# Stated goal
Reproduce the following listing line for line without altering anything, and leave the pictures out of your answer.

# Record set
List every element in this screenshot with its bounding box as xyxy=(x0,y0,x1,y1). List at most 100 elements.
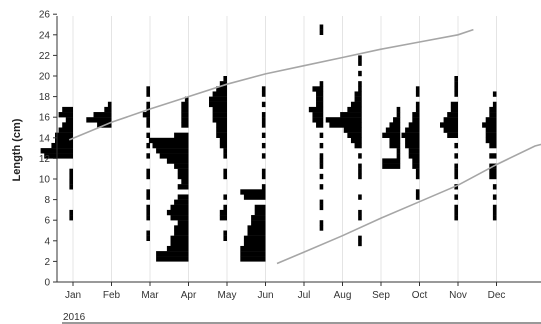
bar-4-22 xyxy=(219,81,227,87)
year-label: 2016 xyxy=(63,312,86,323)
bar-6-16 xyxy=(316,96,324,102)
bar-9-12 xyxy=(408,122,420,128)
bar-6-5 xyxy=(319,173,324,180)
bar-0-4 xyxy=(69,173,73,180)
bar-5-13 xyxy=(261,184,266,190)
bar-8-8 xyxy=(389,122,401,128)
bar-3-1 xyxy=(156,251,189,257)
x-tick-labels: Jan Feb Mar Apr May Jun Jul Aug Sep Oct Nov Dec xyxy=(65,290,505,301)
bar-10-19 xyxy=(454,81,458,87)
bar-5-1 xyxy=(240,251,266,257)
bar-8-11 xyxy=(396,106,401,113)
bar-4-19 xyxy=(209,96,227,102)
bar-5-2 xyxy=(240,245,266,252)
bar-4-12 xyxy=(216,132,227,138)
bar-7-2 xyxy=(358,215,362,221)
bar-10-9 xyxy=(454,142,458,149)
bar-4-13 xyxy=(216,127,227,133)
x-tick-label-feb: Feb xyxy=(103,290,121,301)
bar-6-15 xyxy=(316,101,324,108)
bar-3-3 xyxy=(170,240,189,247)
bar-4-9 xyxy=(223,148,227,154)
bar-7-1 xyxy=(358,235,362,241)
bar-4-11 xyxy=(219,137,227,144)
bar-10-20 xyxy=(454,76,458,82)
bar-3-2 xyxy=(166,245,189,252)
bar-2-7 xyxy=(146,173,150,180)
bar-10-16 xyxy=(450,101,458,108)
bar-2-17 xyxy=(146,91,150,97)
bar-2-11 xyxy=(146,132,150,138)
bar-2-5 xyxy=(146,194,150,200)
bar-5-22 xyxy=(261,101,266,108)
bar-10-7 xyxy=(454,163,458,169)
bar-7-0 xyxy=(358,240,362,247)
bar-2-6 xyxy=(146,189,150,195)
bar-5-14 xyxy=(261,173,266,180)
y-tick-label-14: 14 xyxy=(39,133,51,144)
bar-0-0 xyxy=(69,215,73,221)
bar-9-10 xyxy=(401,132,420,138)
bar-7-18 xyxy=(354,96,362,102)
bar-2-9 xyxy=(146,153,150,159)
bar-4-10 xyxy=(219,142,227,149)
bar-5-23 xyxy=(261,91,266,97)
bar-3-0 xyxy=(156,256,189,262)
bar-10-1 xyxy=(454,209,458,216)
bar-10-18 xyxy=(454,86,458,92)
bar-5-5 xyxy=(247,230,266,236)
bar-7-6 xyxy=(358,168,362,175)
bar-7-3 xyxy=(358,209,362,216)
bar-0-11 xyxy=(58,127,73,133)
bar-4-14 xyxy=(216,122,227,128)
bar-8-0 xyxy=(382,163,401,169)
bar-4-3 xyxy=(219,209,227,216)
bar-3-26 xyxy=(181,112,189,118)
bar-11-8 xyxy=(489,153,497,159)
bar-3-9 xyxy=(166,209,189,216)
y-axis-title: Length (cm) xyxy=(11,118,23,181)
bar-9-5 xyxy=(412,158,420,164)
bar-6-1 xyxy=(319,220,324,226)
bar-11-12 xyxy=(485,127,497,133)
bar-11-3 xyxy=(492,194,497,200)
bar-1-3 xyxy=(104,106,112,113)
bar-7-8 xyxy=(358,153,362,159)
bar-5-3 xyxy=(243,240,266,247)
bar-3-21 xyxy=(152,142,189,149)
x-tick-label-aug: Aug xyxy=(334,290,352,301)
bar-1-1 xyxy=(86,117,112,123)
bar-4-8 xyxy=(223,153,227,159)
bar-6-4 xyxy=(319,184,324,190)
bar-0-14 xyxy=(58,112,73,118)
bar-1-4 xyxy=(107,101,112,108)
bar-3-28 xyxy=(181,101,189,108)
bar-8-4 xyxy=(389,142,401,149)
bar-6-18 xyxy=(312,86,324,92)
bar-0-2 xyxy=(69,184,73,190)
bar-6-11 xyxy=(316,122,324,128)
bar-8-10 xyxy=(396,112,401,118)
bar-9-11 xyxy=(405,127,420,133)
bar-9-7 xyxy=(408,148,420,154)
bar-0-15 xyxy=(62,106,73,113)
bar-5-10 xyxy=(254,204,266,211)
bar-2-3 xyxy=(146,209,150,216)
bar-4-18 xyxy=(209,101,227,108)
x-tick-label-jan: Jan xyxy=(65,290,81,301)
bar-10-17 xyxy=(454,91,458,97)
bar-9-9 xyxy=(405,137,420,144)
bar-6-2 xyxy=(319,204,324,211)
bar-4-16 xyxy=(212,112,227,118)
bar-5-6 xyxy=(247,225,266,231)
bar-8-2 xyxy=(396,153,401,159)
bar-11-10 xyxy=(485,137,497,144)
bar-10-11 xyxy=(443,127,458,133)
bar-5-0 xyxy=(240,256,266,262)
bar-3-27 xyxy=(181,106,189,113)
bar-3-13 xyxy=(177,184,189,190)
bar-3-14 xyxy=(181,179,189,185)
bar-5-20 xyxy=(261,117,266,123)
bar-5-12 xyxy=(240,189,266,195)
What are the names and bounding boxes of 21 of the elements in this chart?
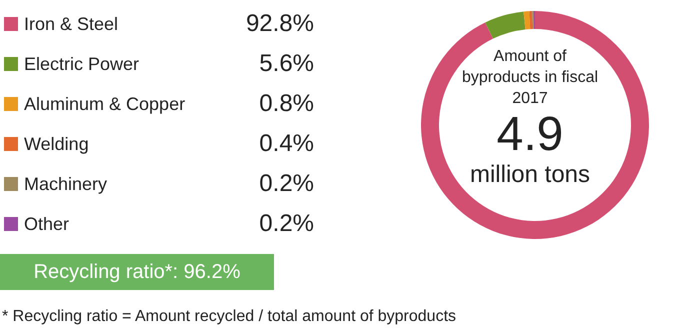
text: Amount of byproducts in fiscal 2017 — [460, 47, 600, 109]
text: * Recycling ratio = Amount recycled / total amount of byproducts — [2, 308, 456, 326]
legend-label: Aluminum & Copper — [24, 94, 186, 114]
legend-label: Other — [24, 214, 70, 234]
text: 4.9 — [496, 108, 564, 161]
donut-slice — [529, 11, 533, 30]
donut-slice — [421, 11, 649, 239]
data-label: 0.2% — [258, 210, 314, 238]
data-label: 5.6% — [258, 50, 314, 78]
donut-slice — [524, 11, 530, 30]
donut-slice — [485, 12, 526, 39]
text: million tons — [468, 161, 592, 189]
text: Recycling ratio*: 96.2% — [0, 254, 274, 290]
data-label: 0.2% — [258, 170, 314, 198]
legend-label: Electric Power — [24, 54, 140, 74]
legend-label: Machinery — [24, 174, 108, 194]
data-label: 0.4% — [258, 130, 314, 158]
data-label: 92.8% — [244, 10, 314, 38]
legend-label: Welding — [24, 134, 90, 154]
legend-label: Iron & Steel — [24, 14, 120, 34]
data-label: 0.8% — [258, 90, 314, 118]
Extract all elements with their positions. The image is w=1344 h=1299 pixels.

# Answer for the task
List every element in this screenshot with its bounding box as xyxy=(x0,y0,x1,y1). List at most 100 elements.
bar-4-22 xyxy=(219,81,227,87)
year-label: 2016 xyxy=(63,312,86,323)
bar-6-16 xyxy=(316,96,324,102)
bar-9-12 xyxy=(408,122,420,128)
bar-6-5 xyxy=(319,173,324,180)
bar-0-4 xyxy=(69,173,73,180)
bar-5-13 xyxy=(261,184,266,190)
bar-8-8 xyxy=(389,122,401,128)
bar-3-1 xyxy=(156,251,189,257)
x-tick-labels: Jan Feb Mar Apr May Jun Jul Aug Sep Oct Nov Dec xyxy=(65,290,505,301)
bar-10-19 xyxy=(454,81,458,87)
bar-5-1 xyxy=(240,251,266,257)
bar-8-11 xyxy=(396,106,401,113)
bar-4-19 xyxy=(209,96,227,102)
bar-5-2 xyxy=(240,245,266,252)
bar-4-12 xyxy=(216,132,227,138)
bar-7-2 xyxy=(358,215,362,221)
bar-10-9 xyxy=(454,142,458,149)
bar-4-13 xyxy=(216,127,227,133)
x-tick-label-feb: Feb xyxy=(103,290,121,301)
bar-6-15 xyxy=(316,101,324,108)
bar-3-3 xyxy=(170,240,189,247)
bar-4-9 xyxy=(223,148,227,154)
bar-7-1 xyxy=(358,235,362,241)
bar-4-11 xyxy=(219,137,227,144)
bar-10-20 xyxy=(454,76,458,82)
bar-3-2 xyxy=(166,245,189,252)
bar-2-7 xyxy=(146,173,150,180)
bar-10-16 xyxy=(450,101,458,108)
bar-2-17 xyxy=(146,91,150,97)
bar-2-11 xyxy=(146,132,150,138)
bar-2-5 xyxy=(146,194,150,200)
bar-5-22 xyxy=(261,101,266,108)
bar-10-7 xyxy=(454,163,458,169)
bar-7-0 xyxy=(358,240,362,247)
bar-2-6 xyxy=(146,189,150,195)
bar-5-14 xyxy=(261,173,266,180)
y-tick-label-14: 14 xyxy=(39,133,51,144)
bar-0-0 xyxy=(69,215,73,221)
bar-9-10 xyxy=(401,132,420,138)
bar-7-18 xyxy=(354,96,362,102)
bar-2-9 xyxy=(146,153,150,159)
bar-4-10 xyxy=(219,142,227,149)
bar-5-23 xyxy=(261,91,266,97)
bar-3-0 xyxy=(156,256,189,262)
bar-10-1 xyxy=(454,209,458,216)
bar-10-18 xyxy=(454,86,458,92)
bar-5-5 xyxy=(247,230,266,236)
bar-7-6 xyxy=(358,168,362,175)
bar-7-3 xyxy=(358,209,362,216)
bar-0-11 xyxy=(58,127,73,133)
bar-4-14 xyxy=(216,122,227,128)
bar-8-0 xyxy=(382,163,401,169)
bar-4-3 xyxy=(219,209,227,216)
bar-3-26 xyxy=(181,112,189,118)
bar-11-8 xyxy=(489,153,497,159)
bar-3-9 xyxy=(166,209,189,216)
y-axis-title: Length (cm) xyxy=(11,118,23,181)
bar-9-5 xyxy=(412,158,420,164)
bar-6-1 xyxy=(319,220,324,226)
bar-11-12 xyxy=(485,127,497,133)
bar-11-3 xyxy=(492,194,497,200)
bar-1-3 xyxy=(104,106,112,113)
bar-7-8 xyxy=(358,153,362,159)
bar-5-3 xyxy=(243,240,266,247)
bar-3-21 xyxy=(152,142,189,149)
x-tick-label-aug: Aug xyxy=(334,290,352,301)
bar-1-1 xyxy=(86,117,112,123)
bar-4-8 xyxy=(223,153,227,159)
bar-6-4 xyxy=(319,184,324,190)
bar-0-14 xyxy=(58,112,73,118)
bar-1-4 xyxy=(107,101,112,108)
bar-3-28 xyxy=(181,101,189,108)
bar-8-4 xyxy=(389,142,401,149)
bar-6-18 xyxy=(312,86,324,92)
bar-0-2 xyxy=(69,184,73,190)
bar-6-11 xyxy=(316,122,324,128)
bar-8-10 xyxy=(396,112,401,118)
bar-9-11 xyxy=(405,127,420,133)
bar-9-7 xyxy=(408,148,420,154)
bar-0-15 xyxy=(62,106,73,113)
bar-5-10 xyxy=(254,204,266,211)
bar-2-3 xyxy=(146,209,150,216)
bar-4-18 xyxy=(209,101,227,108)
x-tick-label-jan: Jan xyxy=(65,290,81,301)
bar-10-17 xyxy=(454,91,458,97)
bar-9-9 xyxy=(405,137,420,144)
bar-6-2 xyxy=(319,204,324,211)
bar-4-16 xyxy=(212,112,227,118)
bar-5-6 xyxy=(247,225,266,231)
bar-8-2 xyxy=(396,153,401,159)
bar-11-10 xyxy=(485,137,497,144)
bar-10-11 xyxy=(443,127,458,133)
bar-5-0 xyxy=(240,256,266,262)
bar-3-27 xyxy=(181,106,189,113)
bar-3-13 xyxy=(177,184,189,190)
bar-3-14 xyxy=(181,179,189,185)
bar-5-20 xyxy=(261,117,266,123)
bar-5-12 xyxy=(240,189,266,195)
What are the names and bounding boxes of 21 of the elements in this chart?
text: Amount of byproducts in fiscal 2017 — [460, 47, 600, 109]
text: * Recycling ratio = Amount recycled / total amount of byproducts — [2, 308, 456, 326]
legend-label: Aluminum & Copper — [24, 94, 186, 114]
legend-label: Other — [24, 214, 70, 234]
text: 4.9 — [496, 108, 564, 161]
donut-slice — [529, 11, 533, 30]
donut-slice — [421, 11, 649, 239]
data-label: 0.2% — [258, 210, 314, 238]
data-label: 5.6% — [258, 50, 314, 78]
donut-slice — [524, 11, 530, 30]
donut-slice — [485, 12, 526, 39]
text: million tons — [468, 161, 592, 189]
text: Recycling ratio*: 96.2% — [0, 254, 274, 290]
data-label: 0.2% — [258, 170, 314, 198]
legend-label: Electric Power — [24, 54, 140, 74]
legend-label: Machinery — [24, 174, 108, 194]
data-label: 0.4% — [258, 130, 314, 158]
data-label: 92.8% — [244, 10, 314, 38]
legend-label: Welding — [24, 134, 90, 154]
legend-label: Iron & Steel — [24, 14, 120, 34]
data-label: 0.8% — [258, 90, 314, 118]
Extract all elements with their positions. The image is w=1344 h=1299 pixels.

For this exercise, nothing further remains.